Without including any pictures, write out the listing below exactly.
--- Begin ---
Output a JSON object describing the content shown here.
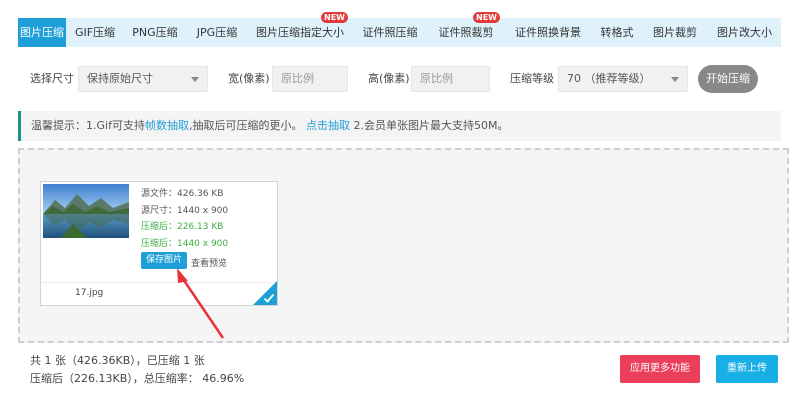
{
  "tabs": [
    {
      "label": "图片压缩",
      "active": true,
      "new": false
    },
    {
      "label": "GIF压缩",
      "active": false,
      "new": false
    },
    {
      "label": "PNG压缩",
      "active": false,
      "new": false
    },
    {
      "label": "JPG压缩",
      "active": false,
      "new": false
    },
    {
      "label": "图片压缩指定大小",
      "active": false,
      "new": true
    },
    {
      "label": "证件照压缩",
      "active": false,
      "new": false
    },
    {
      "label": "证件照裁剪",
      "active": false,
      "new": true
    },
    {
      "label": "证件照换背景",
      "active": false,
      "new": false
    },
    {
      "label": "转格式",
      "active": false,
      "new": false
    },
    {
      "label": "图片裁剪",
      "active": false,
      "new": false
    },
    {
      "label": "图片改大小",
      "active": false,
      "new": false
    }
  ],
  "new_badge": "NEW",
  "options": {
    "size_label": "选择尺寸",
    "size_value": "保持原始尺寸",
    "width_label": "宽(像素)",
    "width_placeholder": "原比例",
    "height_label": "高(像素)",
    "height_placeholder": "原比例",
    "level_label": "压缩等级",
    "level_value": "70 （推荐等级）",
    "start_button": "开始压缩"
  },
  "tip": {
    "prefix": "温馨提示：1.Gif可支持",
    "link1": "帧数抽取",
    "middle": ",抽取后可压缩的更小。",
    "link2": "点击抽取",
    "suffix": " 2.会员单张图片最大支持50M。"
  },
  "card": {
    "source_file": "源文件：426.36 KB",
    "source_size": "源尺寸：1440 x 900",
    "compressed": "压缩后：226.13 KB",
    "compressed_size": "压缩后：1440 x 900",
    "save_button": "保存图片",
    "preview_link": "查看预览",
    "filename": "17.jpg"
  },
  "summary": {
    "line1": "共 1 张（426.36KB），已压缩 1 张",
    "line2": "压缩后（226.13KB），总压缩率： 46.96%"
  },
  "buttons": {
    "more": "应用更多功能",
    "reupload": "重新上传"
  },
  "colors": {
    "accent": "#1f9fd8",
    "tab_bg": "#dff1fb",
    "green": "#3cb043",
    "red": "#ea3e5b",
    "arrow": "#e8323c"
  }
}
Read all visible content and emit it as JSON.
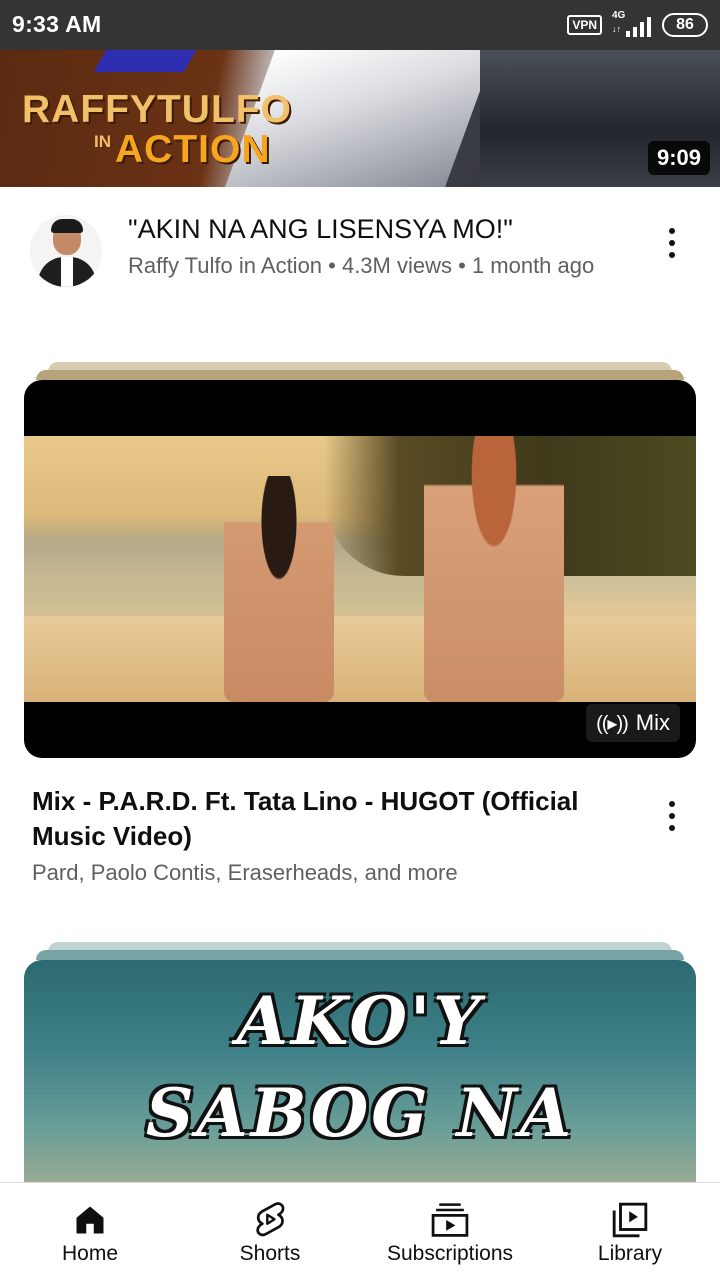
{
  "status_bar": {
    "time": "9:33 AM",
    "vpn": "VPN",
    "network": "4G",
    "battery": "86"
  },
  "feed": {
    "video1": {
      "thumbnail_logo_line1": "RAFFYTULFO",
      "thumbnail_logo_in": "IN",
      "thumbnail_logo_action": "ACTION",
      "duration": "9:09",
      "title": "\"AKIN NA ANG LISENSYA MO!\"",
      "subtitle": "Raffy Tulfo in Action • 4.3M views • 1 month ago"
    },
    "mix1": {
      "badge_label": "Mix",
      "title": "Mix - P.A.R.D. Ft. Tata Lino - HUGOT (Official Music Video)",
      "subtitle": "Pard, Paolo Contis, Eraserheads, and more"
    },
    "mix2": {
      "thumbnail_line1": "AKO'Y",
      "thumbnail_line2": "SABOG NA"
    }
  },
  "bottom_nav": {
    "home": "Home",
    "shorts": "Shorts",
    "subscriptions": "Subscriptions",
    "library": "Library"
  },
  "colors": {
    "status_bar_bg": "#343434",
    "text_primary": "#0f0f0f",
    "text_secondary": "#606060",
    "logo_gold": "#f2c069",
    "logo_orange": "#f7a51e"
  }
}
--- End ---
- Answer to this problem -
Output a JSON object describing the content shown here.
{
  "tabs": [
    {
      "label": "图片压缩",
      "active": true,
      "new": false
    },
    {
      "label": "GIF压缩",
      "active": false,
      "new": false
    },
    {
      "label": "PNG压缩",
      "active": false,
      "new": false
    },
    {
      "label": "JPG压缩",
      "active": false,
      "new": false
    },
    {
      "label": "图片压缩指定大小",
      "active": false,
      "new": true
    },
    {
      "label": "证件照压缩",
      "active": false,
      "new": false
    },
    {
      "label": "证件照裁剪",
      "active": false,
      "new": true
    },
    {
      "label": "证件照换背景",
      "active": false,
      "new": false
    },
    {
      "label": "转格式",
      "active": false,
      "new": false
    },
    {
      "label": "图片裁剪",
      "active": false,
      "new": false
    },
    {
      "label": "图片改大小",
      "active": false,
      "new": false
    }
  ],
  "new_badge": "NEW",
  "options": {
    "size_label": "选择尺寸",
    "size_value": "保持原始尺寸",
    "width_label": "宽(像素)",
    "width_placeholder": "原比例",
    "height_label": "高(像素)",
    "height_placeholder": "原比例",
    "level_label": "压缩等级",
    "level_value": "70 （推荐等级）",
    "start_button": "开始压缩"
  },
  "tip": {
    "prefix": "温馨提示：1.Gif可支持",
    "link1": "帧数抽取",
    "middle": ",抽取后可压缩的更小。",
    "link2": "点击抽取",
    "suffix": " 2.会员单张图片最大支持50M。"
  },
  "card": {
    "source_file": "源文件：426.36 KB",
    "source_size": "源尺寸：1440 x 900",
    "compressed": "压缩后：226.13 KB",
    "compressed_size": "压缩后：1440 x 900",
    "save_button": "保存图片",
    "preview_link": "查看预览",
    "filename": "17.jpg"
  },
  "summary": {
    "line1": "共 1 张（426.36KB），已压缩 1 张",
    "line2": "压缩后（226.13KB），总压缩率： 46.96%"
  },
  "buttons": {
    "more": "应用更多功能",
    "reupload": "重新上传"
  },
  "colors": {
    "accent": "#1f9fd8",
    "tab_bg": "#dff1fb",
    "green": "#3cb043",
    "red": "#ea3e5b",
    "arrow": "#e8323c"
  }
}
Read all visible content and emit it as JSON.
{
  "status_bar": {
    "time": "9:33 AM",
    "vpn": "VPN",
    "network": "4G",
    "battery": "86"
  },
  "feed": {
    "video1": {
      "thumbnail_logo_line1": "RAFFYTULFO",
      "thumbnail_logo_in": "IN",
      "thumbnail_logo_action": "ACTION",
      "duration": "9:09",
      "title": "\"AKIN NA ANG LISENSYA MO!\"",
      "subtitle": "Raffy Tulfo in Action • 4.3M views • 1 month ago"
    },
    "mix1": {
      "badge_label": "Mix",
      "title": "Mix - P.A.R.D. Ft. Tata Lino - HUGOT (Official Music Video)",
      "subtitle": "Pard, Paolo Contis, Eraserheads, and more"
    },
    "mix2": {
      "thumbnail_line1": "AKO'Y",
      "thumbnail_line2": "SABOG NA"
    }
  },
  "bottom_nav": {
    "home": "Home",
    "shorts": "Shorts",
    "subscriptions": "Subscriptions",
    "library": "Library"
  },
  "colors": {
    "status_bar_bg": "#343434",
    "text_primary": "#0f0f0f",
    "text_secondary": "#606060",
    "logo_gold": "#f2c069",
    "logo_orange": "#f7a51e"
  }
}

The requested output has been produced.